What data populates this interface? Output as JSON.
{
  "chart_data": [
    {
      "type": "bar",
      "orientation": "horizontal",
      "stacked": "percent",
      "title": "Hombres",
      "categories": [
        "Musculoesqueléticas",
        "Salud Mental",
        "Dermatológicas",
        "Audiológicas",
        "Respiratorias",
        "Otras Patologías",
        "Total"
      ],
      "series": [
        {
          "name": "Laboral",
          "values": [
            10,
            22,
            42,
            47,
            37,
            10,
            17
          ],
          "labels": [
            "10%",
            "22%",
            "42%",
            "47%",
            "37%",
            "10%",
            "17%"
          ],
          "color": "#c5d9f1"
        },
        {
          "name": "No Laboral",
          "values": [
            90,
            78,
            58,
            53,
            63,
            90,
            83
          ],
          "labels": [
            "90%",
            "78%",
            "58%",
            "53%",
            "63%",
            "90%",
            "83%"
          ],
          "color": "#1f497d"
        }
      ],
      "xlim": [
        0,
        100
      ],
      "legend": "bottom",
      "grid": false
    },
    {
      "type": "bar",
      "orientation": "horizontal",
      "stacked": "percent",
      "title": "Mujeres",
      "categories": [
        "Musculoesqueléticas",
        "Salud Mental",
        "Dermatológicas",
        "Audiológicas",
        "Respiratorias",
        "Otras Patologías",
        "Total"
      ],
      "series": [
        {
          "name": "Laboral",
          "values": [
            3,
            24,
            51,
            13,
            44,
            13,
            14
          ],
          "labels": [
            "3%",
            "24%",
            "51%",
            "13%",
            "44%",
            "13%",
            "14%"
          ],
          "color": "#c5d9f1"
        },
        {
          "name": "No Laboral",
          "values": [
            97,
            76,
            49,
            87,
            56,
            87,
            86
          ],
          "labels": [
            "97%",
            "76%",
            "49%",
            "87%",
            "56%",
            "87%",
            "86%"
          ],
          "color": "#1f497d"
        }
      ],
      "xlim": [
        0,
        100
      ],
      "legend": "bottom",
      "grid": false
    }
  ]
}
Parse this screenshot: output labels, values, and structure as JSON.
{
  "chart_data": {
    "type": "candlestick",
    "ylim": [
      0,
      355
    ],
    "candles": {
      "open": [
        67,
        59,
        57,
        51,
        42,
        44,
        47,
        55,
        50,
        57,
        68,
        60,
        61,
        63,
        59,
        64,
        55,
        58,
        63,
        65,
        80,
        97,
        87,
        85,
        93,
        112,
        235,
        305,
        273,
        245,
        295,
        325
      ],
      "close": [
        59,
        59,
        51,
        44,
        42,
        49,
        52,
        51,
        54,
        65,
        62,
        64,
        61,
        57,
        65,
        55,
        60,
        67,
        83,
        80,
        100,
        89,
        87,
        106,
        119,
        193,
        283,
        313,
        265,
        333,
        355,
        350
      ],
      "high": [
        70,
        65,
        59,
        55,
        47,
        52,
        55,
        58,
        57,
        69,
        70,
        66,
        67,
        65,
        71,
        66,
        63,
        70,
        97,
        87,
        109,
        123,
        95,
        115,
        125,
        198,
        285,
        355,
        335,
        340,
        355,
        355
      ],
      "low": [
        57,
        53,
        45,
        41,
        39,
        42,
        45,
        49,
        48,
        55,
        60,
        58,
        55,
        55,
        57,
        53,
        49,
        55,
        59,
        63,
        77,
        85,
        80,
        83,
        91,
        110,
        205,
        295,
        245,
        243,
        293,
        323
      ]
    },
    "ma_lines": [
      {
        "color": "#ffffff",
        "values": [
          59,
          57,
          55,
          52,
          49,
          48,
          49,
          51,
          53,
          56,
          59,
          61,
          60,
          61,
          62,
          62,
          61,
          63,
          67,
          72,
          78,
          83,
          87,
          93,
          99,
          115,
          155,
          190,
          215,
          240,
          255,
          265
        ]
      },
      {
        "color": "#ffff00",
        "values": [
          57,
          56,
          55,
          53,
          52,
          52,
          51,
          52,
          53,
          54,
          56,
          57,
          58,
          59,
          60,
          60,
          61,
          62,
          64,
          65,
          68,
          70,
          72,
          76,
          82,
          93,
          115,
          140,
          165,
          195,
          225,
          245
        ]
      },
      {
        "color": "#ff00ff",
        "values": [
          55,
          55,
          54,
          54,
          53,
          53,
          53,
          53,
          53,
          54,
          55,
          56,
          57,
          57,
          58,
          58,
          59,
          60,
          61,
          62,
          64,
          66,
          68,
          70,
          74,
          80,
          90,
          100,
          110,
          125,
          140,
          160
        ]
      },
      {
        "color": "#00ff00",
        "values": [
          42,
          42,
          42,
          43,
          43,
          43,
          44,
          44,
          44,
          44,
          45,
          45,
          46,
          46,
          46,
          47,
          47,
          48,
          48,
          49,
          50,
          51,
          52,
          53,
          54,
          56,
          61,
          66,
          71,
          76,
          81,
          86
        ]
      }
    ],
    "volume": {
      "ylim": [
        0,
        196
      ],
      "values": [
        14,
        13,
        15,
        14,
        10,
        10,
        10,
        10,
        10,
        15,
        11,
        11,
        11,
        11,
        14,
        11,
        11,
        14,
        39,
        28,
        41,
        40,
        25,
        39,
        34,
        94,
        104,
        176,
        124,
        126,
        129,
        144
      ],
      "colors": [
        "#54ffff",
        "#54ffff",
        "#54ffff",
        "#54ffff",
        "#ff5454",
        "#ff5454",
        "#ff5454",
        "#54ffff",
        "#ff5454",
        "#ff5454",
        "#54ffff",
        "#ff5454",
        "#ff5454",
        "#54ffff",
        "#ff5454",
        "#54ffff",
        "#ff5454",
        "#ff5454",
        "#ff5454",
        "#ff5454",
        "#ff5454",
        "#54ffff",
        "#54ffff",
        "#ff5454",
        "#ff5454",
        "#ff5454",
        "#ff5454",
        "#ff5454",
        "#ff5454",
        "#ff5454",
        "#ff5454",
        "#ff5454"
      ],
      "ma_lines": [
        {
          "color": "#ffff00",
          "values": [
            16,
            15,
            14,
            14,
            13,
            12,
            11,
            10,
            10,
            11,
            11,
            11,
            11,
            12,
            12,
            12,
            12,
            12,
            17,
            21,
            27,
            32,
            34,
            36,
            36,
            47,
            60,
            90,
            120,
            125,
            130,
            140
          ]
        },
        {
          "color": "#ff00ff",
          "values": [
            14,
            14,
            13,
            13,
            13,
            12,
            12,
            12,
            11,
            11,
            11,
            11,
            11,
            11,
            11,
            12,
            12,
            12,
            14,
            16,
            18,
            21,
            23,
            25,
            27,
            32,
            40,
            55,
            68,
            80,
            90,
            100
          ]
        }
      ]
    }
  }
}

The task: Each line of the listing above should be output exactly.

Full response:
What data populates this interface? Output as JSON.
{
  "chart_data": [
    {
      "type": "bar",
      "orientation": "horizontal",
      "stacked": "percent",
      "title": "Hombres",
      "categories": [
        "Musculoesqueléticas",
        "Salud Mental",
        "Dermatológicas",
        "Audiológicas",
        "Respiratorias",
        "Otras Patologías",
        "Total"
      ],
      "series": [
        {
          "name": "Laboral",
          "values": [
            10,
            22,
            42,
            47,
            37,
            10,
            17
          ],
          "labels": [
            "10%",
            "22%",
            "42%",
            "47%",
            "37%",
            "10%",
            "17%"
          ],
          "color": "#c5d9f1"
        },
        {
          "name": "No Laboral",
          "values": [
            90,
            78,
            58,
            53,
            63,
            90,
            83
          ],
          "labels": [
            "90%",
            "78%",
            "58%",
            "53%",
            "63%",
            "90%",
            "83%"
          ],
          "color": "#1f497d"
        }
      ],
      "xlim": [
        0,
        100
      ],
      "legend": "bottom",
      "grid": false
    },
    {
      "type": "bar",
      "orientation": "horizontal",
      "stacked": "percent",
      "title": "Mujeres",
      "categories": [
        "Musculoesqueléticas",
        "Salud Mental",
        "Dermatológicas",
        "Audiológicas",
        "Respiratorias",
        "Otras Patologías",
        "Total"
      ],
      "series": [
        {
          "name": "Laboral",
          "values": [
            3,
            24,
            51,
            13,
            44,
            13,
            14
          ],
          "labels": [
            "3%",
            "24%",
            "51%",
            "13%",
            "44%",
            "13%",
            "14%"
          ],
          "color": "#c5d9f1"
        },
        {
          "name": "No Laboral",
          "values": [
            97,
            76,
            49,
            87,
            56,
            87,
            86
          ],
          "labels": [
            "97%",
            "76%",
            "49%",
            "87%",
            "56%",
            "87%",
            "86%"
          ],
          "color": "#1f497d"
        }
      ],
      "xlim": [
        0,
        100
      ],
      "legend": "bottom",
      "grid": false
    }
  ]
}
Parse this screenshot: output labels, values, and structure as JSON.
{
  "chart_data": {
    "type": "candlestick",
    "ylim": [
      0,
      355
    ],
    "candles": {
      "open": [
        67,
        59,
        57,
        51,
        42,
        44,
        47,
        55,
        50,
        57,
        68,
        60,
        61,
        63,
        59,
        64,
        55,
        58,
        63,
        65,
        80,
        97,
        87,
        85,
        93,
        112,
        235,
        305,
        273,
        245,
        295,
        325
      ],
      "close": [
        59,
        59,
        51,
        44,
        42,
        49,
        52,
        51,
        54,
        65,
        62,
        64,
        61,
        57,
        65,
        55,
        60,
        67,
        83,
        80,
        100,
        89,
        87,
        106,
        119,
        193,
        283,
        313,
        265,
        333,
        355,
        350
      ],
      "high": [
        70,
        65,
        59,
        55,
        47,
        52,
        55,
        58,
        57,
        69,
        70,
        66,
        67,
        65,
        71,
        66,
        63,
        70,
        97,
        87,
        109,
        123,
        95,
        115,
        125,
        198,
        285,
        355,
        335,
        340,
        355,
        355
      ],
      "low": [
        57,
        53,
        45,
        41,
        39,
        42,
        45,
        49,
        48,
        55,
        60,
        58,
        55,
        55,
        57,
        53,
        49,
        55,
        59,
        63,
        77,
        85,
        80,
        83,
        91,
        110,
        205,
        295,
        245,
        243,
        293,
        323
      ]
    },
    "ma_lines": [
      {
        "color": "#ffffff",
        "values": [
          59,
          57,
          55,
          52,
          49,
          48,
          49,
          51,
          53,
          56,
          59,
          61,
          60,
          61,
          62,
          62,
          61,
          63,
          67,
          72,
          78,
          83,
          87,
          93,
          99,
          115,
          155,
          190,
          215,
          240,
          255,
          265
        ]
      },
      {
        "color": "#ffff00",
        "values": [
          57,
          56,
          55,
          53,
          52,
          52,
          51,
          52,
          53,
          54,
          56,
          57,
          58,
          59,
          60,
          60,
          61,
          62,
          64,
          65,
          68,
          70,
          72,
          76,
          82,
          93,
          115,
          140,
          165,
          195,
          225,
          245
        ]
      },
      {
        "color": "#ff00ff",
        "values": [
          55,
          55,
          54,
          54,
          53,
          53,
          53,
          53,
          53,
          54,
          55,
          56,
          57,
          57,
          58,
          58,
          59,
          60,
          61,
          62,
          64,
          66,
          68,
          70,
          74,
          80,
          90,
          100,
          110,
          125,
          140,
          160
        ]
      },
      {
        "color": "#00ff00",
        "values": [
          42,
          42,
          42,
          43,
          43,
          43,
          44,
          44,
          44,
          44,
          45,
          45,
          46,
          46,
          46,
          47,
          47,
          48,
          48,
          49,
          50,
          51,
          52,
          53,
          54,
          56,
          61,
          66,
          71,
          76,
          81,
          86
        ]
      }
    ],
    "volume": {
      "ylim": [
        0,
        196
      ],
      "values": [
        14,
        13,
        15,
        14,
        10,
        10,
        10,
        10,
        10,
        15,
        11,
        11,
        11,
        11,
        14,
        11,
        11,
        14,
        39,
        28,
        41,
        40,
        25,
        39,
        34,
        94,
        104,
        176,
        124,
        126,
        129,
        144
      ],
      "colors": [
        "#54ffff",
        "#54ffff",
        "#54ffff",
        "#54ffff",
        "#ff5454",
        "#ff5454",
        "#ff5454",
        "#54ffff",
        "#ff5454",
        "#ff5454",
        "#54ffff",
        "#ff5454",
        "#ff5454",
        "#54ffff",
        "#ff5454",
        "#54ffff",
        "#ff5454",
        "#ff5454",
        "#ff5454",
        "#ff5454",
        "#ff5454",
        "#54ffff",
        "#54ffff",
        "#ff5454",
        "#ff5454",
        "#ff5454",
        "#ff5454",
        "#ff5454",
        "#ff5454",
        "#ff5454",
        "#ff5454",
        "#ff5454"
      ],
      "ma_lines": [
        {
          "color": "#ffff00",
          "values": [
            16,
            15,
            14,
            14,
            13,
            12,
            11,
            10,
            10,
            11,
            11,
            11,
            11,
            12,
            12,
            12,
            12,
            12,
            17,
            21,
            27,
            32,
            34,
            36,
            36,
            47,
            60,
            90,
            120,
            125,
            130,
            140
          ]
        },
        {
          "color": "#ff00ff",
          "values": [
            14,
            14,
            13,
            13,
            13,
            12,
            12,
            12,
            11,
            11,
            11,
            11,
            11,
            11,
            11,
            12,
            12,
            12,
            14,
            16,
            18,
            21,
            23,
            25,
            27,
            32,
            40,
            55,
            68,
            80,
            90,
            100
          ]
        }
      ]
    }
  }
}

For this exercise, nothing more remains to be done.